> _Requirement_:
Pictures stay out of the copy; restate everything else in the material exactly.
::::::::::
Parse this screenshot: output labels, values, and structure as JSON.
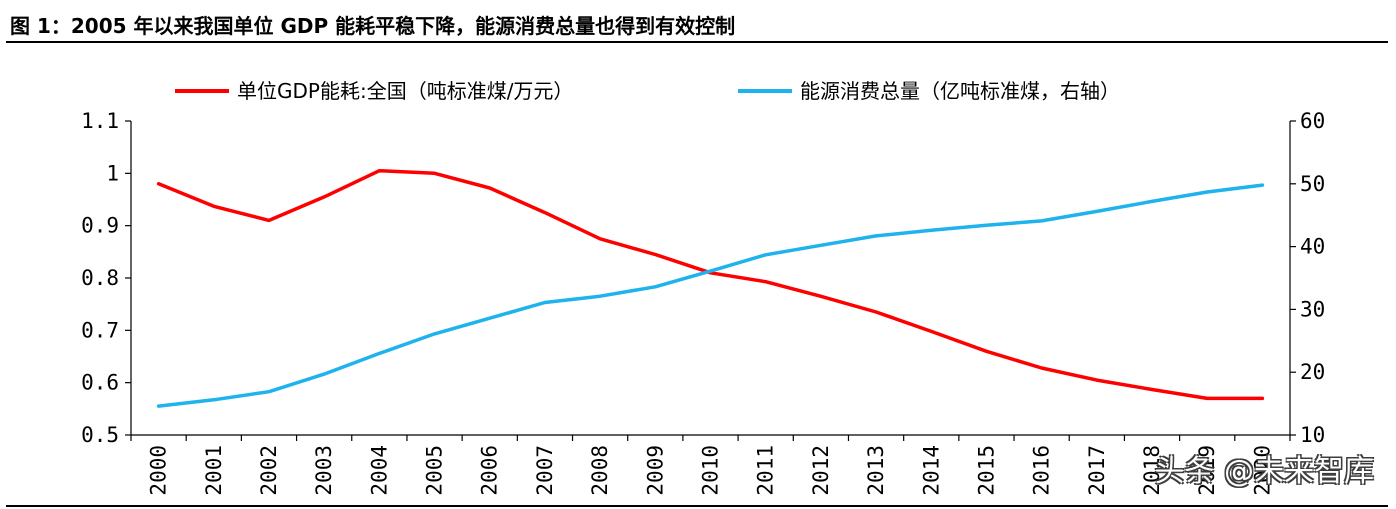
{
  "figure": {
    "title": "图 1：2005 年以来我国单位 GDP 能耗平稳下降，能源消费总量也得到有效控制",
    "watermark": "头条 @未来智库"
  },
  "chart_data": {
    "type": "line",
    "x": [
      "2000",
      "2001",
      "2002",
      "2003",
      "2004",
      "2005",
      "2006",
      "2007",
      "2008",
      "2009",
      "2010",
      "2011",
      "2012",
      "2013",
      "2014",
      "2015",
      "2016",
      "2017",
      "2018",
      "2019",
      "2020"
    ],
    "series": [
      {
        "name": "单位GDP能耗:全国（吨标准煤/万元）",
        "axis": "left",
        "color": "#ff0000",
        "values": [
          0.98,
          0.937,
          0.91,
          0.955,
          1.005,
          1.0,
          0.972,
          0.925,
          0.875,
          0.845,
          0.81,
          0.793,
          0.765,
          0.735,
          0.698,
          0.66,
          0.628,
          0.605,
          0.587,
          0.57,
          0.57
        ]
      },
      {
        "name": "能源消费总量（亿吨标准煤，右轴）",
        "axis": "right",
        "color": "#1fb3ee",
        "values": [
          14.6,
          15.6,
          16.9,
          19.7,
          23.0,
          26.1,
          28.6,
          31.1,
          32.1,
          33.6,
          36.1,
          38.7,
          40.2,
          41.7,
          42.6,
          43.4,
          44.1,
          45.6,
          47.2,
          48.7,
          49.8
        ]
      }
    ],
    "y_left": {
      "min": 0.5,
      "max": 1.1,
      "ticks": [
        "0.5",
        "0.6",
        "0.7",
        "0.8",
        "0.9",
        "1",
        "1.1"
      ]
    },
    "y_right": {
      "min": 10,
      "max": 60,
      "ticks": [
        "10",
        "20",
        "30",
        "40",
        "50",
        "60"
      ]
    },
    "legend": "top-center",
    "grid": false
  }
}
::::::::::
> _Solution for this problem_:
Parse this screenshot: output labels, values, and structure as JSON.
{
  "figure": {
    "title": "图 1：2005 年以来我国单位 GDP 能耗平稳下降，能源消费总量也得到有效控制",
    "watermark": "头条 @未来智库"
  },
  "chart_data": {
    "type": "line",
    "x": [
      "2000",
      "2001",
      "2002",
      "2003",
      "2004",
      "2005",
      "2006",
      "2007",
      "2008",
      "2009",
      "2010",
      "2011",
      "2012",
      "2013",
      "2014",
      "2015",
      "2016",
      "2017",
      "2018",
      "2019",
      "2020"
    ],
    "series": [
      {
        "name": "单位GDP能耗:全国（吨标准煤/万元）",
        "axis": "left",
        "color": "#ff0000",
        "values": [
          0.98,
          0.937,
          0.91,
          0.955,
          1.005,
          1.0,
          0.972,
          0.925,
          0.875,
          0.845,
          0.81,
          0.793,
          0.765,
          0.735,
          0.698,
          0.66,
          0.628,
          0.605,
          0.587,
          0.57,
          0.57
        ]
      },
      {
        "name": "能源消费总量（亿吨标准煤，右轴）",
        "axis": "right",
        "color": "#1fb3ee",
        "values": [
          14.6,
          15.6,
          16.9,
          19.7,
          23.0,
          26.1,
          28.6,
          31.1,
          32.1,
          33.6,
          36.1,
          38.7,
          40.2,
          41.7,
          42.6,
          43.4,
          44.1,
          45.6,
          47.2,
          48.7,
          49.8
        ]
      }
    ],
    "y_left": {
      "min": 0.5,
      "max": 1.1,
      "ticks": [
        "0.5",
        "0.6",
        "0.7",
        "0.8",
        "0.9",
        "1",
        "1.1"
      ]
    },
    "y_right": {
      "min": 10,
      "max": 60,
      "ticks": [
        "10",
        "20",
        "30",
        "40",
        "50",
        "60"
      ]
    },
    "legend": "top-center",
    "grid": false
  }
}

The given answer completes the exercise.